_Dataset_
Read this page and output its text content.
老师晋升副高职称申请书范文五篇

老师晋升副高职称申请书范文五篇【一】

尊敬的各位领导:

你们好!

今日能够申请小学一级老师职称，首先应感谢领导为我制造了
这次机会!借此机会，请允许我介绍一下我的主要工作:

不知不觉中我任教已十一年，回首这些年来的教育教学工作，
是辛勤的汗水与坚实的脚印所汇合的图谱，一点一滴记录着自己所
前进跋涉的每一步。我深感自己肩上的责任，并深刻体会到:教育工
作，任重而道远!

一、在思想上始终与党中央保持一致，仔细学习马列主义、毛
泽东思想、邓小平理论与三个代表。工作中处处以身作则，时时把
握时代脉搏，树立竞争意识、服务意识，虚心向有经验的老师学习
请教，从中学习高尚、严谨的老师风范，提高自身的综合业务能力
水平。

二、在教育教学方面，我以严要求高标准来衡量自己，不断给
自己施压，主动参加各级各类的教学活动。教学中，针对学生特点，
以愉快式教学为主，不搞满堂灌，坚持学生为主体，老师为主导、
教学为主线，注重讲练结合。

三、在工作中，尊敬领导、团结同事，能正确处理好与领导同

...

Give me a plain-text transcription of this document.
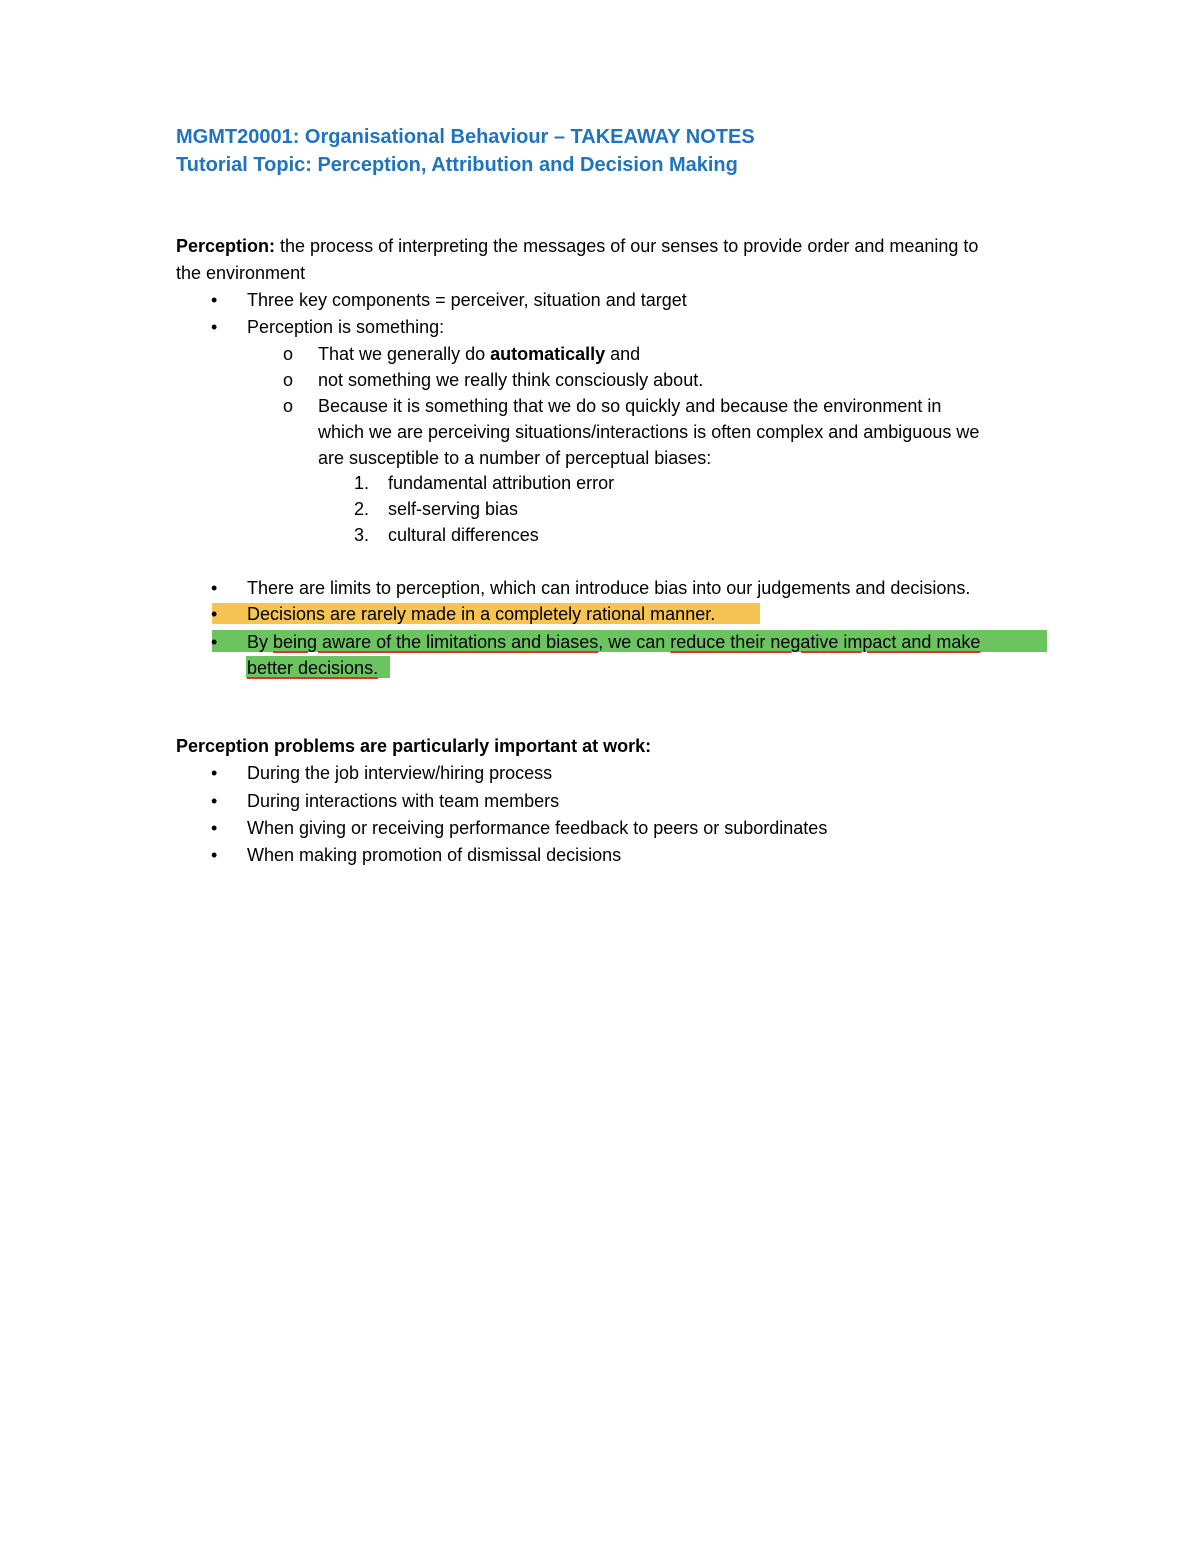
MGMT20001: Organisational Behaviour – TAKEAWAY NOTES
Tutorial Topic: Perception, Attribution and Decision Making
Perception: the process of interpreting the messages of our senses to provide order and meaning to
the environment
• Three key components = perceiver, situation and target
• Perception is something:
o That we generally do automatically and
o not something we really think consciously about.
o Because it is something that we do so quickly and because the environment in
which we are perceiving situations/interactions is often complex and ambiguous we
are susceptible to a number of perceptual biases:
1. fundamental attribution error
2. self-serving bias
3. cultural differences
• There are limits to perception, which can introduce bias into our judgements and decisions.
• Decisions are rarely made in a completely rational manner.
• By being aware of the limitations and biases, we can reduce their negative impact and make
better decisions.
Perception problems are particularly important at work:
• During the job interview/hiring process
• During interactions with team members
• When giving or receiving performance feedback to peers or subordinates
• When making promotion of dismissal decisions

* * *

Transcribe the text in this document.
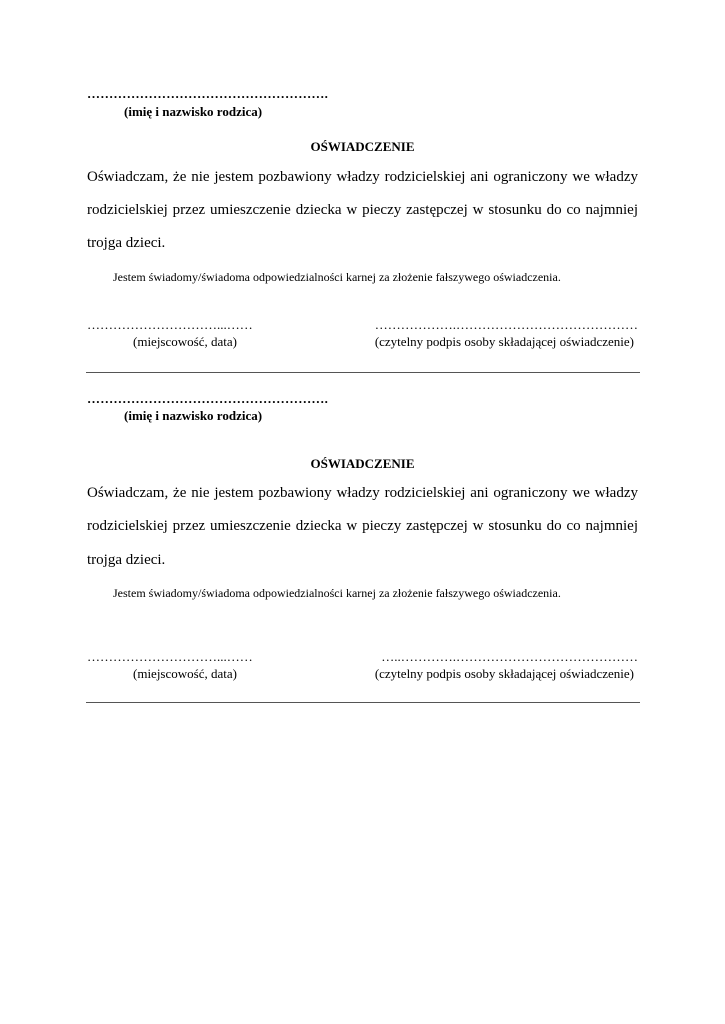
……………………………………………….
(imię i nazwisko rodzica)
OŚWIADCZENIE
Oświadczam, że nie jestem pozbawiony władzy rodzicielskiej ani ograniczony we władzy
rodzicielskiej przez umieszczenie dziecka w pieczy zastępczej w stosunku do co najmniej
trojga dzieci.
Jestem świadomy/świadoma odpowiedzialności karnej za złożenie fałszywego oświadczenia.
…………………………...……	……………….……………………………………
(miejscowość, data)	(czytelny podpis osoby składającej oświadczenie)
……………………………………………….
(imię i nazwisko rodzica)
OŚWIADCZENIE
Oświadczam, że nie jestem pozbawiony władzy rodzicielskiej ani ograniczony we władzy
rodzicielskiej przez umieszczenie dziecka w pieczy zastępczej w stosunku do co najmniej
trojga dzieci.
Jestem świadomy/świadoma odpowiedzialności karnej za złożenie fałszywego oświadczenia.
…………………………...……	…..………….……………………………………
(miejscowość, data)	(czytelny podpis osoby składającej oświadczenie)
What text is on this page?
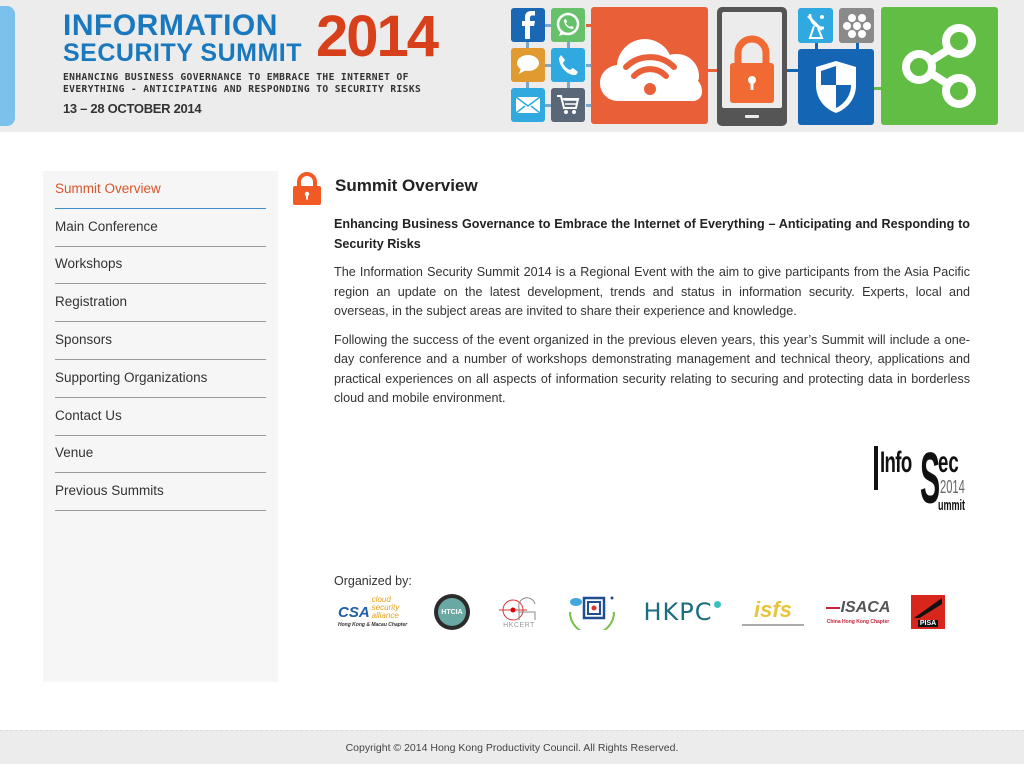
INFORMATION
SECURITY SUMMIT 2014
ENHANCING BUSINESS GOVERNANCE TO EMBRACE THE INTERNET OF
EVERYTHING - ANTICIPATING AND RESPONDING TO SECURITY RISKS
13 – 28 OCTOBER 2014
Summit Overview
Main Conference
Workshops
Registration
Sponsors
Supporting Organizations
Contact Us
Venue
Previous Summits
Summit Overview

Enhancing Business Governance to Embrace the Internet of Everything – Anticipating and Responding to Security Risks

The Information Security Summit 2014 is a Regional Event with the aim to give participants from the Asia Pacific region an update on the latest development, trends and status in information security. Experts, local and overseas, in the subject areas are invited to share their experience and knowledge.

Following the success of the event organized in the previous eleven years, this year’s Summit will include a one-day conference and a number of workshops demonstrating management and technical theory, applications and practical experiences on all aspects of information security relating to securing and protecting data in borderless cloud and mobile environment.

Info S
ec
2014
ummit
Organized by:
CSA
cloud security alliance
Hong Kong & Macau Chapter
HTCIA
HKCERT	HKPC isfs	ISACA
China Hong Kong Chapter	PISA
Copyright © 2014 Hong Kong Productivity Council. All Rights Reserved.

_What you are asked to do_
Copy out every line from the data above that has "their" in it.

_Complete output_
• By being aware of the limitations and biases, we can reduce their negative impact and make
The Information Security Summit 2014 is a Regional Event with the aim to give participants from the Asia Pacific region an update on the latest development, trends and status in information security. Experts, local and overseas, in the subject areas are invited to share their experience and knowledge.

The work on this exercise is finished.